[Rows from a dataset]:
START

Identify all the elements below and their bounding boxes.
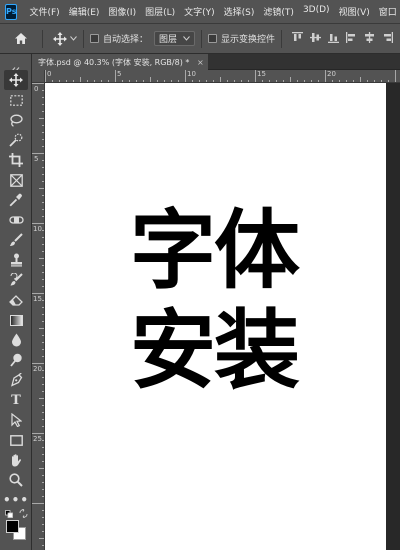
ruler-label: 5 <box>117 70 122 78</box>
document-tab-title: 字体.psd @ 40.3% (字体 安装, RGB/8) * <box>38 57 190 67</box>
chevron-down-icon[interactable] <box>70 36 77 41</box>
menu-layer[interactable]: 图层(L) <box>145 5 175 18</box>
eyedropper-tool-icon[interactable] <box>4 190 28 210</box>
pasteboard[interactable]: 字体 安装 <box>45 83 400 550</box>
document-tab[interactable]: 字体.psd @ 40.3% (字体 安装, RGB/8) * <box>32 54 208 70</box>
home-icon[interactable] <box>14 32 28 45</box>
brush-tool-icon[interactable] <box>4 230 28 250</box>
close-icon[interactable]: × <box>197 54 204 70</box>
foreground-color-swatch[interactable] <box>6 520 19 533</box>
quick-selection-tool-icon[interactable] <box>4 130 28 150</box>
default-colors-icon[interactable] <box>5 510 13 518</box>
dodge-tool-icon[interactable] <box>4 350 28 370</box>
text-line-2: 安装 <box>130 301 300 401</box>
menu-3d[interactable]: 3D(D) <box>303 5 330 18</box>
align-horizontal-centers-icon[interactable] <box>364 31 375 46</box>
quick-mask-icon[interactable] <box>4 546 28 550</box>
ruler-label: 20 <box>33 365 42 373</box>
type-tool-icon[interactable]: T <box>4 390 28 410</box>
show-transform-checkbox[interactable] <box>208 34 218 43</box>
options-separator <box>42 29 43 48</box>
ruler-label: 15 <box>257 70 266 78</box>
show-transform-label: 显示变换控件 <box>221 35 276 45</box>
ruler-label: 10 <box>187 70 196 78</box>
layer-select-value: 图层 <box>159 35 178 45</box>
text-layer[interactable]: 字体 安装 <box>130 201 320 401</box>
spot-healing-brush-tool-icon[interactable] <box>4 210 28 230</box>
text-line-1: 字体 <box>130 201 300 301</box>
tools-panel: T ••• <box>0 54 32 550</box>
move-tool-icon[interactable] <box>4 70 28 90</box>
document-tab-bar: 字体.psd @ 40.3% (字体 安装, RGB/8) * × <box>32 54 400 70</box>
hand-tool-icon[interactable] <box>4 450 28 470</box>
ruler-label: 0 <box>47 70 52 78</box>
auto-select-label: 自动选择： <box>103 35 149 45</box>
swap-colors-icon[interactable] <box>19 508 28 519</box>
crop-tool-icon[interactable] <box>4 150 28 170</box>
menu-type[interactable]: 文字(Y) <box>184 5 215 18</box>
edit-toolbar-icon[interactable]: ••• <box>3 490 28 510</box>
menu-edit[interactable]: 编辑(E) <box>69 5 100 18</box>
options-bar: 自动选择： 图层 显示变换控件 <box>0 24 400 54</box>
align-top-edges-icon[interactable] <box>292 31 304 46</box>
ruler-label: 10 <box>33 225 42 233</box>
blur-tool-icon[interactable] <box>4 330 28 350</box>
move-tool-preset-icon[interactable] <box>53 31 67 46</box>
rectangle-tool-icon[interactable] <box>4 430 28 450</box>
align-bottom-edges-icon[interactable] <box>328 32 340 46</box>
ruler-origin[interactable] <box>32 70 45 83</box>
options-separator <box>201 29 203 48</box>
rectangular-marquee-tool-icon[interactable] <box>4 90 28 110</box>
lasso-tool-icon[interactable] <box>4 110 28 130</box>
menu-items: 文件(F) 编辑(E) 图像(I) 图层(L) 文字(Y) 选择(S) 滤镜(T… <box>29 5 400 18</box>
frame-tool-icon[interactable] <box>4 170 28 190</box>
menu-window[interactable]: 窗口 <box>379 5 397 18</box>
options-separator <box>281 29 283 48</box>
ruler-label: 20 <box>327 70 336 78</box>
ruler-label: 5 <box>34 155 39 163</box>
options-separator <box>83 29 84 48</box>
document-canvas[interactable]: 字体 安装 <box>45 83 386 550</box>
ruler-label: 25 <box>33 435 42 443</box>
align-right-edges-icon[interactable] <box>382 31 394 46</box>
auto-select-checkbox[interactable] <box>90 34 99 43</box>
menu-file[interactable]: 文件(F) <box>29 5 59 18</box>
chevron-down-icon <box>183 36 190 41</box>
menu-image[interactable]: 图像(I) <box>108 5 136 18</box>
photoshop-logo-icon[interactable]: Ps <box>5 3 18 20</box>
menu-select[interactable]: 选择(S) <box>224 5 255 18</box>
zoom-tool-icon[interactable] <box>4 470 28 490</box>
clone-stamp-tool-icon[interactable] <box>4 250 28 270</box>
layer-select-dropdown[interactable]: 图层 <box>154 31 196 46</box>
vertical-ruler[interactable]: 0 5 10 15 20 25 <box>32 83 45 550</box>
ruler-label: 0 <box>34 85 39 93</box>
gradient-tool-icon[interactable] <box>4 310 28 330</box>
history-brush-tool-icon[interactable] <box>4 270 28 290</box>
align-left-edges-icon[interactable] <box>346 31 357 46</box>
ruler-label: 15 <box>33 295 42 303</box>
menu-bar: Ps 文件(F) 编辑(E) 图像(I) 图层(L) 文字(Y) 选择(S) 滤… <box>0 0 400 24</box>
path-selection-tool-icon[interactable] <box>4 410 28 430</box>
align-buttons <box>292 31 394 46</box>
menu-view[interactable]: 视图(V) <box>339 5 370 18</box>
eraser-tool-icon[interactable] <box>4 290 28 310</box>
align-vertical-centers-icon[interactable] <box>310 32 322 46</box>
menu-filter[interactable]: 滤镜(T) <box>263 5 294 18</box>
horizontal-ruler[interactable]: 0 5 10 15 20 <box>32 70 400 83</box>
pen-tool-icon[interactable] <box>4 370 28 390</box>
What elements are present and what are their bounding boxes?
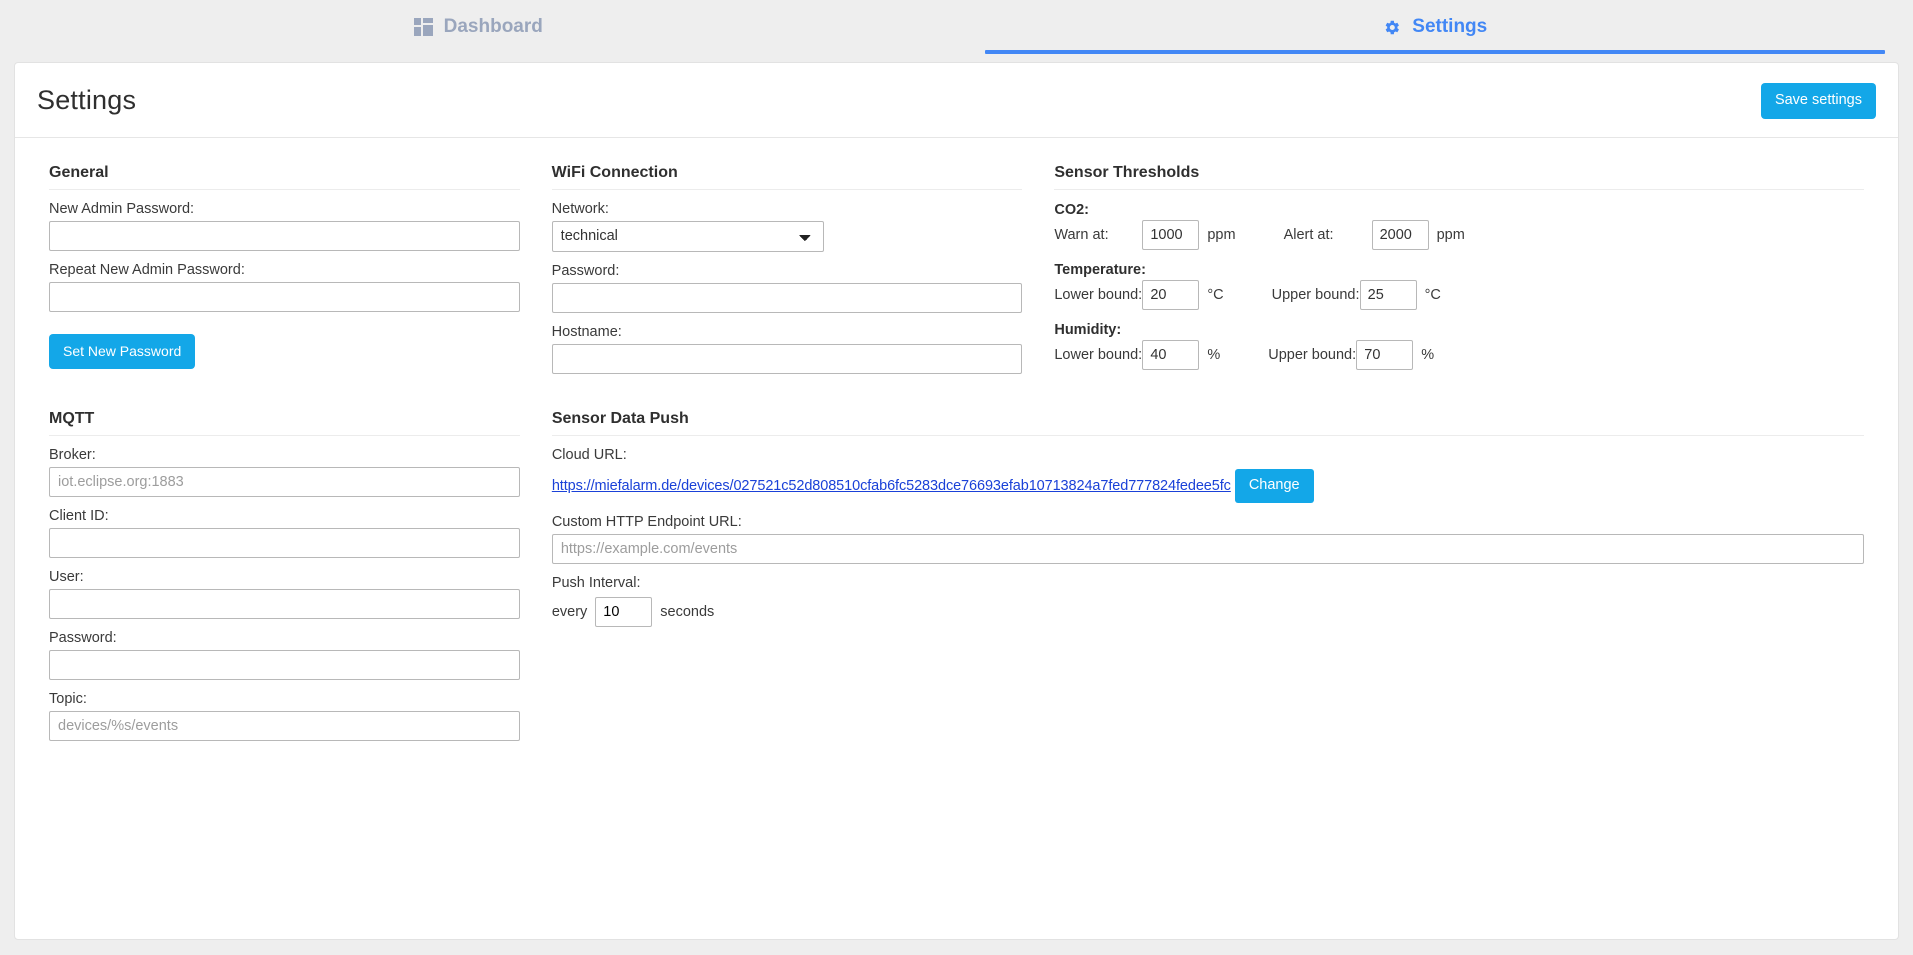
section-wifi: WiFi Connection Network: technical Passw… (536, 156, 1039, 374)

END

[GOAL OF THE EXERCISE]: Please copy the listing from the line with "ruler-label: 5 <box>117 70 122 78</box>" to the line with "type-tool-icon[interactable]: T <box>4", renaming "ruler-label" to "ruler-mark" and keeping everything else the same.

[RESPONSE BELOW]:
ruler-mark: 5 <box>117 70 122 78</box>
document-tab-title: 字体.psd @ 40.3% (字体 安装, RGB/8) * <box>38 57 190 67</box>
chevron-down-icon[interactable] <box>70 36 77 41</box>
menu-layer[interactable]: 图层(L) <box>145 5 175 18</box>
eyedropper-tool-icon[interactable] <box>4 190 28 210</box>
pasteboard[interactable]: 字体 安装 <box>45 83 400 550</box>
document-tab[interactable]: 字体.psd @ 40.3% (字体 安装, RGB/8) * <box>32 54 208 70</box>
home-icon[interactable] <box>14 32 28 45</box>
brush-tool-icon[interactable] <box>4 230 28 250</box>
close-icon[interactable]: × <box>197 54 204 70</box>
foreground-color-swatch[interactable] <box>6 520 19 533</box>
quick-selection-tool-icon[interactable] <box>4 130 28 150</box>
default-colors-icon[interactable] <box>5 510 13 518</box>
dodge-tool-icon[interactable] <box>4 350 28 370</box>
text-line-2: 安装 <box>130 301 300 401</box>
menu-3d[interactable]: 3D(D) <box>303 5 330 18</box>
align-horizontal-centers-icon[interactable] <box>364 31 375 46</box>
quick-mask-icon[interactable] <box>4 546 28 550</box>
ruler-mark: 20 <box>33 365 42 373</box>
type-tool-icon[interactable]: T <box>4 390 28 410</box>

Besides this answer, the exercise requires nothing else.